[Figure contents as structured data]
+ + + + +
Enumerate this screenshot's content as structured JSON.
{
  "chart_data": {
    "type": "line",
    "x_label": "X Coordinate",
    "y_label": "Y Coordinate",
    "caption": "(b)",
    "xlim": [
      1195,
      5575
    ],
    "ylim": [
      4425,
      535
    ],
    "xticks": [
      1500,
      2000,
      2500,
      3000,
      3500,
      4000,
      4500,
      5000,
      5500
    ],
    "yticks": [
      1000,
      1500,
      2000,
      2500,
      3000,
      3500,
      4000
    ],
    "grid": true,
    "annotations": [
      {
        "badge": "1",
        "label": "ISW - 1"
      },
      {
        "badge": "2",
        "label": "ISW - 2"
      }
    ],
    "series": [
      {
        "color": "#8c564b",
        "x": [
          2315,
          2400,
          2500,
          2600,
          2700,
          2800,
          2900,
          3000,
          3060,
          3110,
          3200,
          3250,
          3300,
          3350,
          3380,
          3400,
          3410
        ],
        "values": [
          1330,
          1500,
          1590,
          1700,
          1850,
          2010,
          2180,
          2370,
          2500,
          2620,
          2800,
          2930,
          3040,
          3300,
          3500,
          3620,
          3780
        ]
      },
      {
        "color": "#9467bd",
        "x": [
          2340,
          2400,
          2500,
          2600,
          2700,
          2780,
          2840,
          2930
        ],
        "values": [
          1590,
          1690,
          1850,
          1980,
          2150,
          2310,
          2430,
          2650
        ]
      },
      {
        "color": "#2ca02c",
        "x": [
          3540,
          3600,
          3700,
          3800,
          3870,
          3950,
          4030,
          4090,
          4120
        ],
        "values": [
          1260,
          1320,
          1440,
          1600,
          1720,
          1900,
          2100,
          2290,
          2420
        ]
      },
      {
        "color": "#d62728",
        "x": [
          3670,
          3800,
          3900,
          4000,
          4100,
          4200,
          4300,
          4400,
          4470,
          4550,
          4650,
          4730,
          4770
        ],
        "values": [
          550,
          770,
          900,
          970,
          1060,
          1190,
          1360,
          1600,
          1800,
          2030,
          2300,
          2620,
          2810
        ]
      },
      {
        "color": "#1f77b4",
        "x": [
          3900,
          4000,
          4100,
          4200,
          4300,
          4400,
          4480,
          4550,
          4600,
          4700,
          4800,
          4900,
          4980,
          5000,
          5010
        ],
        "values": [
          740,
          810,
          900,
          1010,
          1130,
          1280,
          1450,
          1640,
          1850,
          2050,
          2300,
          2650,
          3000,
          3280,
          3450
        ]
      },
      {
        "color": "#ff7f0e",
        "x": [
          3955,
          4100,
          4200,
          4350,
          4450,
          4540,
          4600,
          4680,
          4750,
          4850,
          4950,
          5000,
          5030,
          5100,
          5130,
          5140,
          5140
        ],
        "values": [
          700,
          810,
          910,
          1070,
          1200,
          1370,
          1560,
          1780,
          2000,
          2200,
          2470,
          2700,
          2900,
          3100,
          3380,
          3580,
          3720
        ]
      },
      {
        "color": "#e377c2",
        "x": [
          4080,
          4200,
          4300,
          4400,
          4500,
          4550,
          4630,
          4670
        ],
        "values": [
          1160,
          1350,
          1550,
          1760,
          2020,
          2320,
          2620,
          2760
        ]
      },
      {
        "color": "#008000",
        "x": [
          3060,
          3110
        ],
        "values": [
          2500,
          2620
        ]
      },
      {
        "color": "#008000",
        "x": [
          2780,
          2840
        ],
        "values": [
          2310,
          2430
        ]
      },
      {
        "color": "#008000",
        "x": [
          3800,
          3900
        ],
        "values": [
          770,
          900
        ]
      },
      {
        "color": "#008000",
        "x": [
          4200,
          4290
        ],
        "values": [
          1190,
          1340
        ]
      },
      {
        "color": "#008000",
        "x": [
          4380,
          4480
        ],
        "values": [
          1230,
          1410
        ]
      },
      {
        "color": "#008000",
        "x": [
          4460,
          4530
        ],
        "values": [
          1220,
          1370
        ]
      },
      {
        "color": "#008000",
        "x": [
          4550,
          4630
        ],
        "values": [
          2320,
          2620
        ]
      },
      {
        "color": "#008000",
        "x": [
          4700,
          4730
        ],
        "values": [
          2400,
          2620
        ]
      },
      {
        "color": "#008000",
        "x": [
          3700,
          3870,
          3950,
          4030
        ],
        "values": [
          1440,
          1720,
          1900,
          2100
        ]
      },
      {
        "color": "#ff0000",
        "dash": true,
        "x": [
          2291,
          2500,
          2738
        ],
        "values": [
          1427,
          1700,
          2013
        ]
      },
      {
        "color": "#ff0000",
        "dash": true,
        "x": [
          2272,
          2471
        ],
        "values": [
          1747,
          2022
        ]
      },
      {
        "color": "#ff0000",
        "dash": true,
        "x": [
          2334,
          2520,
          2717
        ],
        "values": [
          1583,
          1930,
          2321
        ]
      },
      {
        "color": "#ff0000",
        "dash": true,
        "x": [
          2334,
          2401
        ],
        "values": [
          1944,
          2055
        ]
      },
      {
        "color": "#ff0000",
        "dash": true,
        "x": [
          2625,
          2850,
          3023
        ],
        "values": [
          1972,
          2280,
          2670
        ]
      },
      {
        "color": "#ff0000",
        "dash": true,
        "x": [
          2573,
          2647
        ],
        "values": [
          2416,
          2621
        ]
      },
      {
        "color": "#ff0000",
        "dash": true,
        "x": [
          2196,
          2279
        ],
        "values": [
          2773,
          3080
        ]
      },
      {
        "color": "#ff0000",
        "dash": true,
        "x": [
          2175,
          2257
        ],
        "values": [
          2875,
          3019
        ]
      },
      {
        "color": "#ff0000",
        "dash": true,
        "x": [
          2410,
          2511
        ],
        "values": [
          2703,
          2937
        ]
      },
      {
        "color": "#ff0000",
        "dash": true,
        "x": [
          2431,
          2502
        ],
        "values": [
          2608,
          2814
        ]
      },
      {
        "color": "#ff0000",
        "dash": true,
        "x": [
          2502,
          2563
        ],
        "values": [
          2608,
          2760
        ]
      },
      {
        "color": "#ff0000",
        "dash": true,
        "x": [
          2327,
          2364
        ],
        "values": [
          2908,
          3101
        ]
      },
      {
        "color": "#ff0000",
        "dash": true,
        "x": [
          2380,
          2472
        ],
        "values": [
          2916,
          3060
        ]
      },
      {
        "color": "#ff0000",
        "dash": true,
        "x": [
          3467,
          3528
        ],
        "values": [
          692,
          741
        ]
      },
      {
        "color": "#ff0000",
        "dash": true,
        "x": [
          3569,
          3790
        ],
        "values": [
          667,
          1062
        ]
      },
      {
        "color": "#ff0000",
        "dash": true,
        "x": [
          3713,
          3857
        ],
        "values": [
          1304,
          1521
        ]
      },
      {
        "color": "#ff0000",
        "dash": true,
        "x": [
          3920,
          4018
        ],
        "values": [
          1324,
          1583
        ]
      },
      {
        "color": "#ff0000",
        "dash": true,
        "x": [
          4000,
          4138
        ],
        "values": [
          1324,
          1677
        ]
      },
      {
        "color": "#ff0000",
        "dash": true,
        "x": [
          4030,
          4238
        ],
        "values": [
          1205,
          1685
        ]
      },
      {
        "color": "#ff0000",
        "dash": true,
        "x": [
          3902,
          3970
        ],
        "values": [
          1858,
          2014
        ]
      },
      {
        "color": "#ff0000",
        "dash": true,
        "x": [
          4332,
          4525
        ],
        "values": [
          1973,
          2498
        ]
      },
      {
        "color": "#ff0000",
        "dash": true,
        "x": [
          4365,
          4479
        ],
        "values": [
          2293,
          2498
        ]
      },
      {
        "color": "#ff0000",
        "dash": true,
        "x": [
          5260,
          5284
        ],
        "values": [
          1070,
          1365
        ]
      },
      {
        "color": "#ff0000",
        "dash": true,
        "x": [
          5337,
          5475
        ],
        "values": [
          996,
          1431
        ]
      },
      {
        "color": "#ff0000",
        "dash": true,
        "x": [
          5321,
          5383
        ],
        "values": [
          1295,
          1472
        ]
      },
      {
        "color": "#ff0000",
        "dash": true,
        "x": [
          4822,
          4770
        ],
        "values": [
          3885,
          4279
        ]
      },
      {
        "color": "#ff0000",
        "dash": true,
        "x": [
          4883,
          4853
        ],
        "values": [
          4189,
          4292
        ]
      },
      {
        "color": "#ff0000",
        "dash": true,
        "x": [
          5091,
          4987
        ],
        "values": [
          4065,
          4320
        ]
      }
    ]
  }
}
+ + + + +
[WHAT IS NEEDED]: Search the records for the word "Coordinate". Copy every line that has it.

[SOLUTION FOR THIS PROBLEM]:
    "x_label": "X Coordinate",
    "y_label": "Y Coordinate",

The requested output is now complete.